--- BEGIN Material supplied ---

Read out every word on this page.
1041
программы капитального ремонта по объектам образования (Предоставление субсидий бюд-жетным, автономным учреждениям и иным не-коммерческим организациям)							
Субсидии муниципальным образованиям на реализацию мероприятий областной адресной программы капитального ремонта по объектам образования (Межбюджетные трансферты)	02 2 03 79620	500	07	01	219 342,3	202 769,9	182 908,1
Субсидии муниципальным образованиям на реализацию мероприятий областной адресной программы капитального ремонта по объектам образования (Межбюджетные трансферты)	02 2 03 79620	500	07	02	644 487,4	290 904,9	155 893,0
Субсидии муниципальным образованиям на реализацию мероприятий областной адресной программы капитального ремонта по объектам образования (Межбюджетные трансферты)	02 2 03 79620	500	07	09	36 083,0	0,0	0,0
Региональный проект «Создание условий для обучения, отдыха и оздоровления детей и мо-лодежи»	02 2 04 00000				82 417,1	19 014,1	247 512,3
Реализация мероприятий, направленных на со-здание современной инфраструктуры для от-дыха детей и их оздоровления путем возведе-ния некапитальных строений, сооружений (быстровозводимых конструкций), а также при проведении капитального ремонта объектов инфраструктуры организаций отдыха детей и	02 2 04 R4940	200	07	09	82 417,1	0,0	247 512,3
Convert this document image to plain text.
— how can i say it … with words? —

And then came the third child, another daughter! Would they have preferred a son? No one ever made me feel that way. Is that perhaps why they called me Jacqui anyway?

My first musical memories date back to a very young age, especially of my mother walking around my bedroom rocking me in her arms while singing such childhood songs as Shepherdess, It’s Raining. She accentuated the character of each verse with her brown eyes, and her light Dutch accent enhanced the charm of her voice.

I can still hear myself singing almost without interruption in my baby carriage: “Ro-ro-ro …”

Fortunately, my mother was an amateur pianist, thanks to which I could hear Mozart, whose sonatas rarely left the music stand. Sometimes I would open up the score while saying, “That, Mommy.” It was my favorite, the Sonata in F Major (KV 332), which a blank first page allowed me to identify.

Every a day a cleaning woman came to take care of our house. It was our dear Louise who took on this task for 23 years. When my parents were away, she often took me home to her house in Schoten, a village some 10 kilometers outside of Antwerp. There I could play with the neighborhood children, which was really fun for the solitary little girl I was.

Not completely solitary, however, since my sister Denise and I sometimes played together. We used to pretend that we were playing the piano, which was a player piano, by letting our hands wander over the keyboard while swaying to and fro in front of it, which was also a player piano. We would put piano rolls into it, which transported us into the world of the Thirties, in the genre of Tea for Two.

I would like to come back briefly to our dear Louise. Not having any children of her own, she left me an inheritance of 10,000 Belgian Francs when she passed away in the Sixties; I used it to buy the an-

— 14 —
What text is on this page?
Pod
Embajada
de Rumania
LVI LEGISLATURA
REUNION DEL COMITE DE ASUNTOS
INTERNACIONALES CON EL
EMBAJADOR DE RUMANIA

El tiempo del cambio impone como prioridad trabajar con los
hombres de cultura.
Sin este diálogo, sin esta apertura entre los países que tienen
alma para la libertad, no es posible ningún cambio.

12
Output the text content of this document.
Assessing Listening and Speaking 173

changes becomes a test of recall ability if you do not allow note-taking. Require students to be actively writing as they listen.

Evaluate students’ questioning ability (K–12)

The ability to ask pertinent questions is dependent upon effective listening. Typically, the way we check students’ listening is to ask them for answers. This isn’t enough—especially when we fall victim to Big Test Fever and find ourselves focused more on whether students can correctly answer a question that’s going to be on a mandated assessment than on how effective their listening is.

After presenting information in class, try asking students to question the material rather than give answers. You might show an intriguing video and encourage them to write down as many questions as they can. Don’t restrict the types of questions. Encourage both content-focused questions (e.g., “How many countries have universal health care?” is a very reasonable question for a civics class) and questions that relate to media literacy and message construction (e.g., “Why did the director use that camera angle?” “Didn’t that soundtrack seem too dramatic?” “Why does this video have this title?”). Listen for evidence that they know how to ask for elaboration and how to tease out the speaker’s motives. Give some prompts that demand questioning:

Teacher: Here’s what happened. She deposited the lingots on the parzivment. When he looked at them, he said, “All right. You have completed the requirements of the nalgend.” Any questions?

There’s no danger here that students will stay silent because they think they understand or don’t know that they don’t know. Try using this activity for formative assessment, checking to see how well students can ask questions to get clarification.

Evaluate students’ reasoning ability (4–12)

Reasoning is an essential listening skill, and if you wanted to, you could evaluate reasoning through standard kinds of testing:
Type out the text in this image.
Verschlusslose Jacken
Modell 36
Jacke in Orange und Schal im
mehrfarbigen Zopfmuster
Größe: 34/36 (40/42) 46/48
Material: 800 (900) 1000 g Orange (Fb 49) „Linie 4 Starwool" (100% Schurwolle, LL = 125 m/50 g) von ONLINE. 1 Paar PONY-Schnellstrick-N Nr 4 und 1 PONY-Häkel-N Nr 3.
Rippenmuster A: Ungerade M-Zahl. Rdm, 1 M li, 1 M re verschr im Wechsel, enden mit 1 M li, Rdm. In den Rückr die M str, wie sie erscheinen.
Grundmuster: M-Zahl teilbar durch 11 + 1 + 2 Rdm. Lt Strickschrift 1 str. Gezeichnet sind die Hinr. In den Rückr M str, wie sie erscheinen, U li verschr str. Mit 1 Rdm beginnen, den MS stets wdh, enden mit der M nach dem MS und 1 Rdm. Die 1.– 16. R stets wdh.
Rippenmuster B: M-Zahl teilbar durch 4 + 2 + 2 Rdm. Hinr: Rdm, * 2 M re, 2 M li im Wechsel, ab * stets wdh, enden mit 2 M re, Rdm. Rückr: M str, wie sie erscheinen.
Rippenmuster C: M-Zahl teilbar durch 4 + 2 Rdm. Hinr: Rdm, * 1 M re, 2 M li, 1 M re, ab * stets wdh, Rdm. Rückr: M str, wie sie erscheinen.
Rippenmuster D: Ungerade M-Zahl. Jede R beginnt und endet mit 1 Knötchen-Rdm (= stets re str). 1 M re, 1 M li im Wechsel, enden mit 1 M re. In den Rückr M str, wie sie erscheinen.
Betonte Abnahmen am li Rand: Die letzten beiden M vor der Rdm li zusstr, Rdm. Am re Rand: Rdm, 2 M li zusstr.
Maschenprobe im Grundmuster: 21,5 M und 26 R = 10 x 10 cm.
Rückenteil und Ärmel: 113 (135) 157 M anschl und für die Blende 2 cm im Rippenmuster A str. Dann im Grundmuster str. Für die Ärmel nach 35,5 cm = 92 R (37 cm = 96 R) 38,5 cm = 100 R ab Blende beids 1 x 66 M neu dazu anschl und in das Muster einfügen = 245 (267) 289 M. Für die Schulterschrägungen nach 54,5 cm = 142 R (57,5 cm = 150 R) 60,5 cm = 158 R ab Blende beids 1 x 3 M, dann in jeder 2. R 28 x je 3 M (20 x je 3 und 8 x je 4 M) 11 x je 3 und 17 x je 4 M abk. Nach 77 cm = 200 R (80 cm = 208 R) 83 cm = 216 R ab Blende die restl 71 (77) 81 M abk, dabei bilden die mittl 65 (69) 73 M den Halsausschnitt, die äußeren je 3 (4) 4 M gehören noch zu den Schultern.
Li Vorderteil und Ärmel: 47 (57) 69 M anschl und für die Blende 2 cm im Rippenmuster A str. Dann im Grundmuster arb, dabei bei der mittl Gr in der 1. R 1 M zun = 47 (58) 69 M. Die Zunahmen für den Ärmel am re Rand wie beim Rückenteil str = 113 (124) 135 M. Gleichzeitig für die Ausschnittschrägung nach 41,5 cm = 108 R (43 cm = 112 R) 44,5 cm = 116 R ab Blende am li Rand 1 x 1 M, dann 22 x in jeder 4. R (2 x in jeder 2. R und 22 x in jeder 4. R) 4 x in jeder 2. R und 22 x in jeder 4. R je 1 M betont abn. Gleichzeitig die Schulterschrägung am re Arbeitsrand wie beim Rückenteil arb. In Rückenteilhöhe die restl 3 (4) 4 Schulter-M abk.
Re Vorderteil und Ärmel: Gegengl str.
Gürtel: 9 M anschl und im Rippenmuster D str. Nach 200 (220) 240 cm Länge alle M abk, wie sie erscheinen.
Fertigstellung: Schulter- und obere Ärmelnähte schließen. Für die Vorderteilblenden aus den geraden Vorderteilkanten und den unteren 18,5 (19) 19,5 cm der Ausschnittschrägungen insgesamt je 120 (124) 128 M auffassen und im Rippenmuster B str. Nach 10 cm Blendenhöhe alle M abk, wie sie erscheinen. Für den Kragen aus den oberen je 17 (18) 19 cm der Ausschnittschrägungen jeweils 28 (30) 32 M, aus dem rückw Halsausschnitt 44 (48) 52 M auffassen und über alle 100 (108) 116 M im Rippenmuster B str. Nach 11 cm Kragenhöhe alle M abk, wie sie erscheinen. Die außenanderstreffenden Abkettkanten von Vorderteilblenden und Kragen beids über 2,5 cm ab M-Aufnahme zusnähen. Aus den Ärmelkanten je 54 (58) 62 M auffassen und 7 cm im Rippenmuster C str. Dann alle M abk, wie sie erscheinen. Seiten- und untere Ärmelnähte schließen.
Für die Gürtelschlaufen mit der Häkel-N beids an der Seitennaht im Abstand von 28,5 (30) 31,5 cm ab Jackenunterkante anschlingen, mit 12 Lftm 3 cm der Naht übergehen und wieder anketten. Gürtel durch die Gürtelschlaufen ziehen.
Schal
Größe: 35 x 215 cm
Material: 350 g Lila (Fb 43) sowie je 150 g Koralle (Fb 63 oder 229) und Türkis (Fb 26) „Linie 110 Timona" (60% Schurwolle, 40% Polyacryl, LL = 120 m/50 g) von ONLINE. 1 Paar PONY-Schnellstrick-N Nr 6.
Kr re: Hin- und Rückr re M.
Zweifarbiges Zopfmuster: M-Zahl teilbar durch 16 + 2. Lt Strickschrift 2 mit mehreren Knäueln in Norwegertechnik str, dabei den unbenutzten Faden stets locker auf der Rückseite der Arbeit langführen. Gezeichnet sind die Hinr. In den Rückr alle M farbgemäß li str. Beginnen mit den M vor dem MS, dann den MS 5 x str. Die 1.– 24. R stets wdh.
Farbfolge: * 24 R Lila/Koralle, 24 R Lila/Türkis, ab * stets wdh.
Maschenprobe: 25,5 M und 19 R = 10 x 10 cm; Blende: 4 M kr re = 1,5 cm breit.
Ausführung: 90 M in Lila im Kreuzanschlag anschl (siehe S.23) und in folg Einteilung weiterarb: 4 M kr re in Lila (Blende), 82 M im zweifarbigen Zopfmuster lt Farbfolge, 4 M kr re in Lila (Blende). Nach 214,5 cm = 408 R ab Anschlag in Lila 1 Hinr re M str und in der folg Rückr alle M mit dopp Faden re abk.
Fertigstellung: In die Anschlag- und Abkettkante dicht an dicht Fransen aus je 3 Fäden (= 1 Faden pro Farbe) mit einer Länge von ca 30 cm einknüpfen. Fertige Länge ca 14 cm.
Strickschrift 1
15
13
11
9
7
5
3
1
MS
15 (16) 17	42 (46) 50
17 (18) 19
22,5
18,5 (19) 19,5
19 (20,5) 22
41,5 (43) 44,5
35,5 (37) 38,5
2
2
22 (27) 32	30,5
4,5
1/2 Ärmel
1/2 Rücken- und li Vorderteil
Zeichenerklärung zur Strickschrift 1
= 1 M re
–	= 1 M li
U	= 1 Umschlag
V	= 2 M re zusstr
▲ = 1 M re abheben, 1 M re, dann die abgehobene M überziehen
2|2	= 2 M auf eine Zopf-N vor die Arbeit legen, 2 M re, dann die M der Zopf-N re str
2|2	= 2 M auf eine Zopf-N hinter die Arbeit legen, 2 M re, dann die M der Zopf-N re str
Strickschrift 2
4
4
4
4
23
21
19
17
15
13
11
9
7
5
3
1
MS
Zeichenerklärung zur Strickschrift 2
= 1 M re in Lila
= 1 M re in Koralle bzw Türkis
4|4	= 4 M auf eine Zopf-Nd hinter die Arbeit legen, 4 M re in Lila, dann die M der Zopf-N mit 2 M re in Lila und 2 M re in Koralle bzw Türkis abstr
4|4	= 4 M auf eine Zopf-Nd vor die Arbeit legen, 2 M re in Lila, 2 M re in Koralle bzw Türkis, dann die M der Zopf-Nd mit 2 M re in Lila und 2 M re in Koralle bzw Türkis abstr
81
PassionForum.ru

--- END Material supplied ---

[Directions]:
Using the listing above, locate the lines that hold "Maschenprobe" and copy each one.

[Worked answer]:
Maschenprobe im Grundmuster: 21,5 M und 26 R = 10 x 10 cm.
Maschenprobe: 25,5 M und 19 R = 10 x 10 cm; Blende: 4 M kr re = 1,5 cm breit.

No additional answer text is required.